READING PASSAGE:
- Cover to Sleepless: Book 1 Art by Leila del Duca

Publication information
- Publisher: Image Comics
- Schedule: Monthly
- Format: Limited series
- Genre: Fantasy
- Publication date: December 2017 – January 2019
- No. of issues: 11

Creative team
- Written by: Sarah Vaughn
- Penciller: Leila del Duca
- Letterer: Deron Bennett
- Colorist: Alissa Sallah
- Editor: Alissa Sallah

Collected editions
- Book 1: ISBN 978-1534306844
- Book 2: ISBN 978-1534310582

= Sleepless (comics) =

Comic book by Sarah Vaughn and Leila del Duca

Sleepless is an American comic book created by writer Sarah Vaughn and artist Leila del Duca. It was initially serialized in eleven issues published by Image Comics between December 2017 and January 2019, then reprinted in two paperback collections. The creators worked with colorist and editor Alissa Sallah and letterer Deron Bennett.

Set in a medieval kingdom, the fantasy story is about Lady "Poppy" Pyppenia, the illegitimate daughter of the recently deceased king. Poppy and Cyrenic, her personal protector who does not need sleep because of a magic spell, are unsure if they have a place in the royal court when Poppy's uncle becomes the new king. When assassins target Poppy, she believes they were sent by the new king's daughter and nephew out of fear she will try to usurp the throne.

==Publication history==
===Development===
Prior to working on Sleepless, writer Sarah Vaughn had previously created the webcomic Sparkshooter and co-wrote the fifteen-issue Image comic series Alex + Ada with Jonathan Luna from 2013 to 2015. The initial concept for Sleepless came to her when she had trouble falling asleep, and she developed it over the course of a few years. Vaughn was approached by artist Leila del Duca, who was working on the Image comic series Shutter, about collaborating on a romance comic at the 2015 New York Comic Con. Vaughn sent del Duca a short list of story pitches, and she selected the one that became Sleepless. When del Duca's saw her work schedule would open up in early 2017, the two submitted the idea to Image. The publisher liked it and the series was officially announced on March 2 at the Image Expo segment of the 2017 Emerald City Comic Con.

===Production===
When Vaughn and del Duca began working on the project, they recruited Alissa Sallah, an intern at del Duca's art studio, to be their colorist and editor. A piece written by Sallah had been published in the Image comic book Bitch Planet: Triple Feature, but Sleepless was her first big art job in the comics industry. Both del Duca and Sallah were involved with any changes to the plot.

LISTING:
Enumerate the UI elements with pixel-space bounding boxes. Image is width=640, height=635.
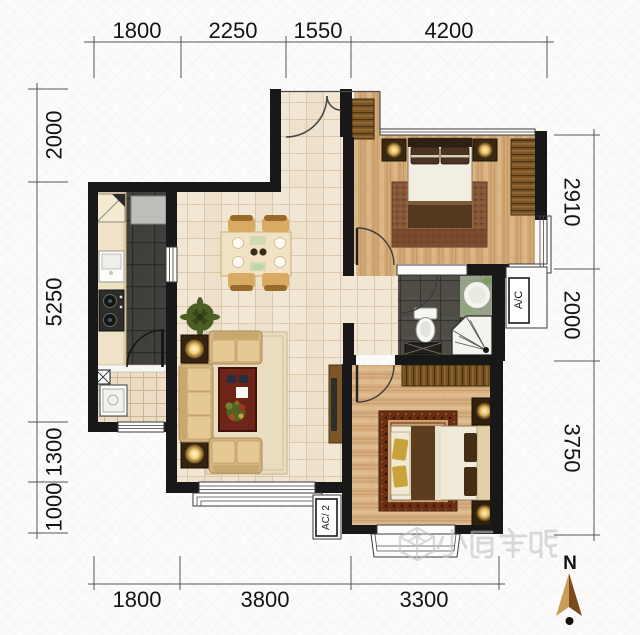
svg-text:2000: 2000 bbox=[560, 291, 585, 340]
svg-text:1300: 1300 bbox=[42, 428, 67, 477]
svg-text:A/C: A/C bbox=[513, 291, 525, 309]
svg-text:2910: 2910 bbox=[560, 178, 585, 227]
svg-text:2000: 2000 bbox=[42, 111, 67, 160]
svg-text:1800: 1800 bbox=[113, 587, 162, 612]
svg-text:3300: 3300 bbox=[400, 587, 449, 612]
svg-text:2250: 2250 bbox=[209, 18, 258, 43]
svg-text:4200: 4200 bbox=[425, 18, 474, 43]
svg-text:1000: 1000 bbox=[42, 483, 67, 532]
svg-text:1550: 1550 bbox=[294, 18, 343, 43]
svg-text:3750: 3750 bbox=[560, 424, 585, 473]
svg-text:3800: 3800 bbox=[241, 587, 290, 612]
svg-text:5250: 5250 bbox=[42, 278, 67, 327]
svg-text:N: N bbox=[563, 553, 577, 574]
svg-text:1800: 1800 bbox=[113, 18, 162, 43]
svg-text:AC/ 2: AC/ 2 bbox=[321, 505, 332, 530]
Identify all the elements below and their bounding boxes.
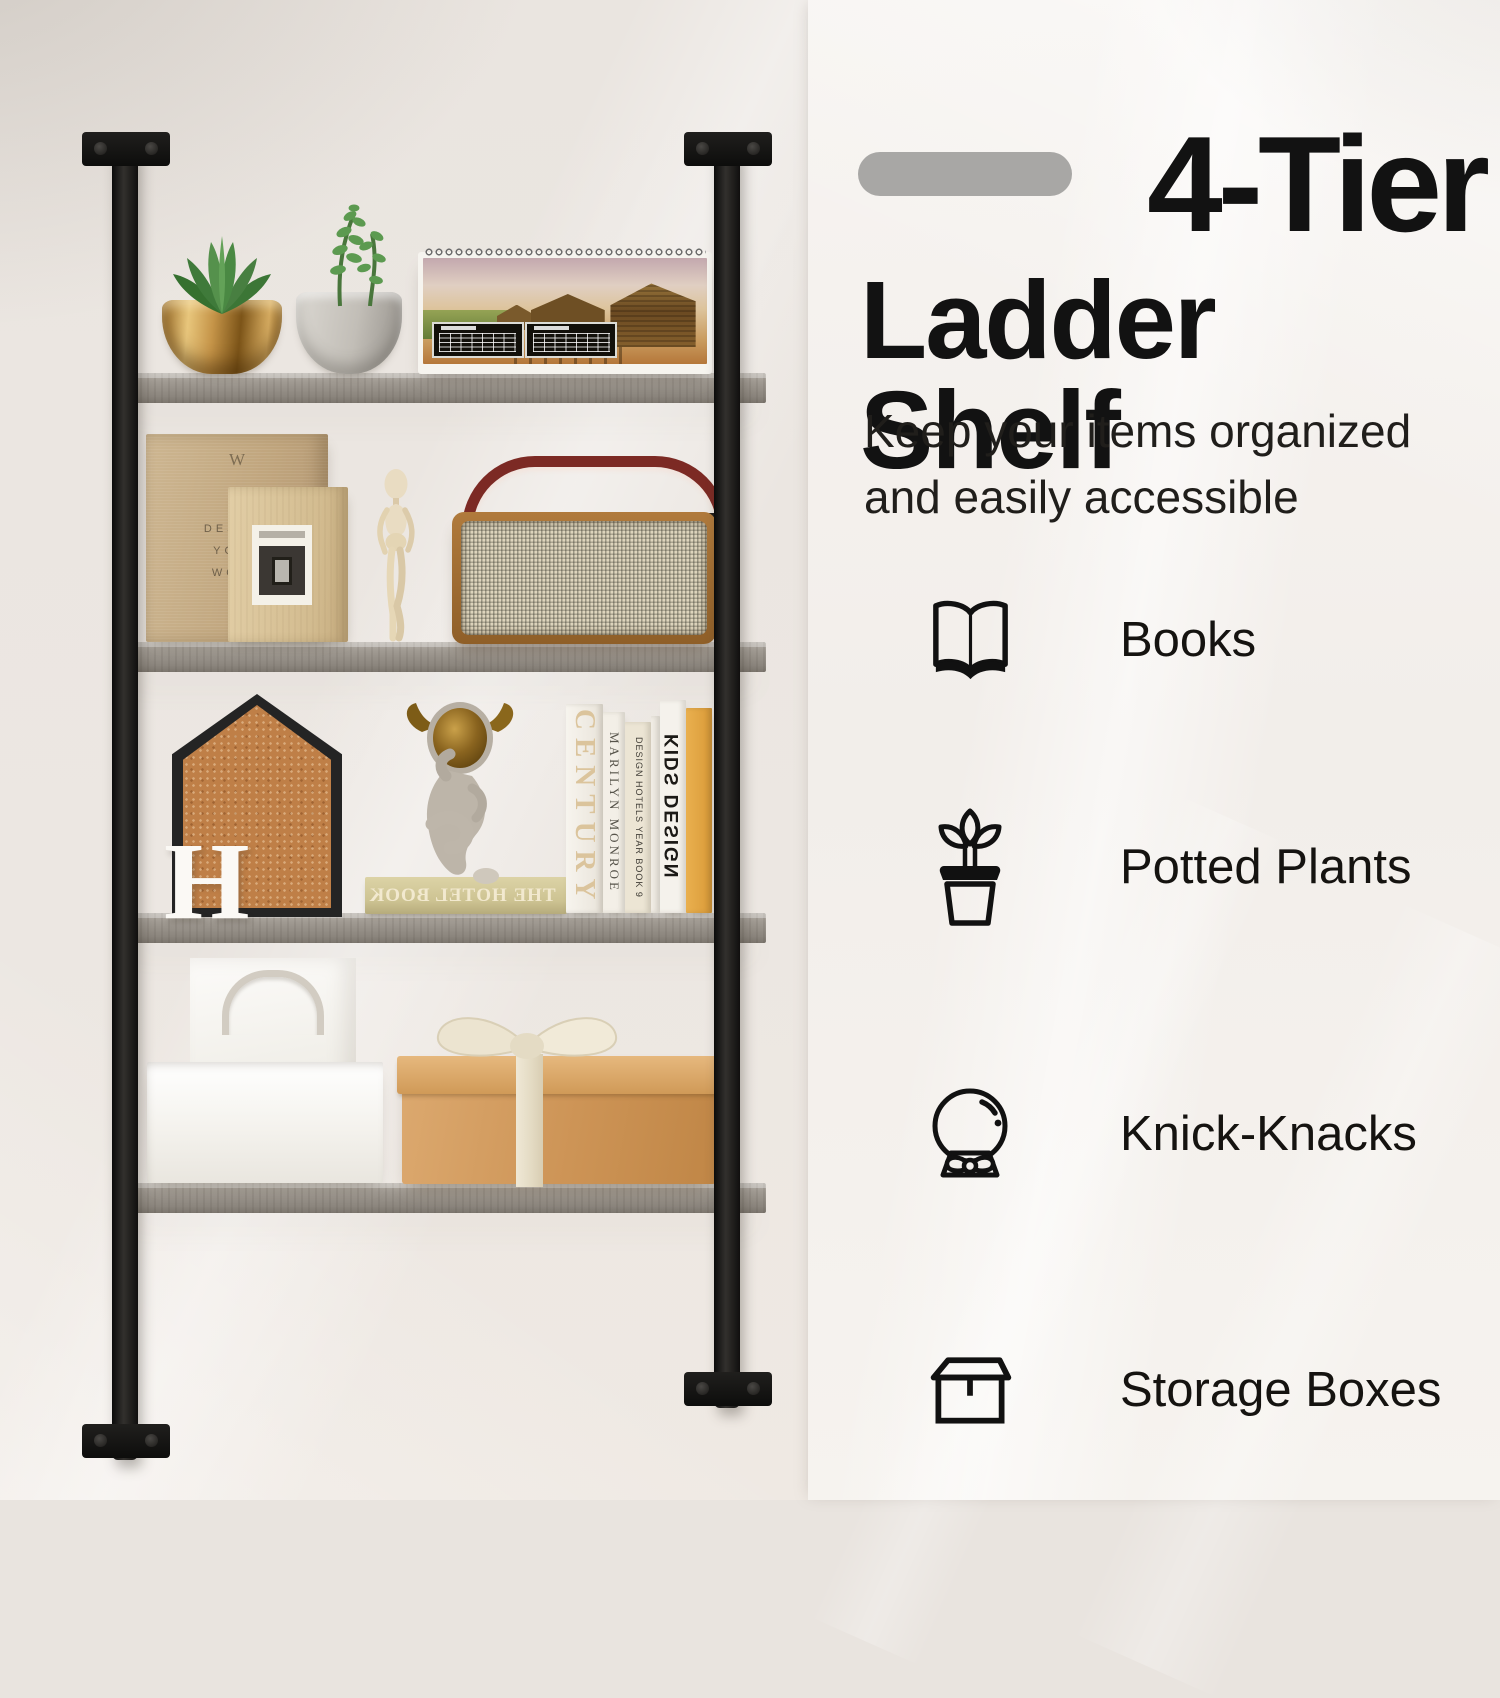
subtitle-line-2: and easily accessible xyxy=(864,464,1411,530)
flat-book-title: THE HOTEL BOOK xyxy=(365,885,559,907)
white-storage-box xyxy=(147,1062,383,1183)
feature-label: Books xyxy=(1120,612,1256,668)
subtitle: Keep your items organized and easily acc… xyxy=(864,398,1411,530)
label-photo xyxy=(259,546,305,596)
page-title-line-1: 4-Tier xyxy=(1040,116,1485,252)
frame-rail-left xyxy=(112,148,138,1460)
book-spine-kids-design: KIDS DESIGN xyxy=(660,700,686,913)
book-spine-century: CENTURY xyxy=(566,704,603,913)
open-book-icon xyxy=(918,592,1022,687)
vintage-radio xyxy=(452,512,716,644)
wall-bracket xyxy=(684,132,772,166)
snow-globe-icon xyxy=(918,1072,1022,1196)
potted-plant-icon xyxy=(918,806,1022,928)
feature-row-books: Books xyxy=(918,592,1256,687)
wooden-mannequin xyxy=(356,468,438,644)
feature-label: Potted Plants xyxy=(1120,839,1411,895)
shelf-board-4 xyxy=(112,1183,766,1213)
feature-label: Knick-Knacks xyxy=(1120,1106,1417,1162)
calendar-month-grid xyxy=(432,322,524,358)
feature-row-storage-boxes: Storage Boxes xyxy=(918,1344,1441,1436)
wall-bracket xyxy=(684,1372,772,1406)
radio-grille xyxy=(461,521,707,635)
subtitle-line-1: Keep your items organized xyxy=(864,398,1411,464)
frame-rail-right xyxy=(714,148,740,1408)
shelf-board-1 xyxy=(112,373,766,403)
book-spine-orange xyxy=(686,708,712,913)
monogram-letter: H xyxy=(164,826,250,936)
calendar-month-grid xyxy=(525,322,617,358)
book-spine-design-hotels: DESIGN HOTELS YEAR BOOK 9 xyxy=(625,722,651,913)
photo-book xyxy=(228,487,348,642)
desk-calendar xyxy=(418,252,712,374)
wall-bracket xyxy=(82,1424,170,1458)
feature-label: Storage Boxes xyxy=(1120,1362,1441,1418)
succulent-plant xyxy=(146,230,298,316)
barn xyxy=(610,283,695,347)
photo-book-label xyxy=(252,525,312,605)
feature-row-potted-plants: Potted Plants xyxy=(918,806,1411,928)
calendar-landscape-photo xyxy=(423,258,707,364)
wall-bracket xyxy=(82,132,170,166)
ribbon-bow xyxy=(422,1004,632,1076)
bull-head-figurine xyxy=(396,696,524,886)
spiral-binding xyxy=(424,245,706,259)
trailing-succulent-plant xyxy=(298,188,410,308)
feature-row-knick-knacks: Knick-Knacks xyxy=(918,1072,1417,1196)
rope-handle xyxy=(222,970,324,1035)
book-spine-marilyn-monroe: MARILYN MONROE xyxy=(603,712,625,913)
storage-box-icon xyxy=(918,1344,1022,1436)
notebook-logo: W xyxy=(146,450,328,470)
book-spine-blank xyxy=(651,716,660,913)
shelf-board-2 xyxy=(112,642,766,672)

WHAT TO PRODUCE: Pick up the article on the comic book Sleepless after its last sentence and keep writing it.

RESPONSE:
They based their fantasy world on cultures from the early 16th century. Unlike typical medieval fantasy settings which are derived from Northern European cultures, Sleepless is a combination of Mediterranean and North African cultures, particularly Moroccan culture. The artist's initial research included watching The Borgia, Ever After, and other films with a similar setting. Then she began mixing in Moroccan patterns and designs. The uncommon inspiration allowed the team more freedom in their designs. In addition to the nontraditional visuals, both leads are non-whites, which is unusual in the genre, and the plot subverts traditional female roles in fantasy by having their decisions and actions be vital to plot twists.

Sallah colored del Duca's line art with a simple wash style to enhance del Duca's emotive lines, and avoided using saturated color to maintain the Old World setting. Their letterer, Deron Bennett, created a unique font specifically for Sleepless. The logo was designed by del Duca, who started with medieval typography before trying to make it "feel sleepy and flowing". Within the context of the story, the creative team intentionally kept magic subtle and mysterious. Image assigned the comic a "young adult" rating instead of the more common "mature" label, but the creators did not intentionally tone down elements to achieve it.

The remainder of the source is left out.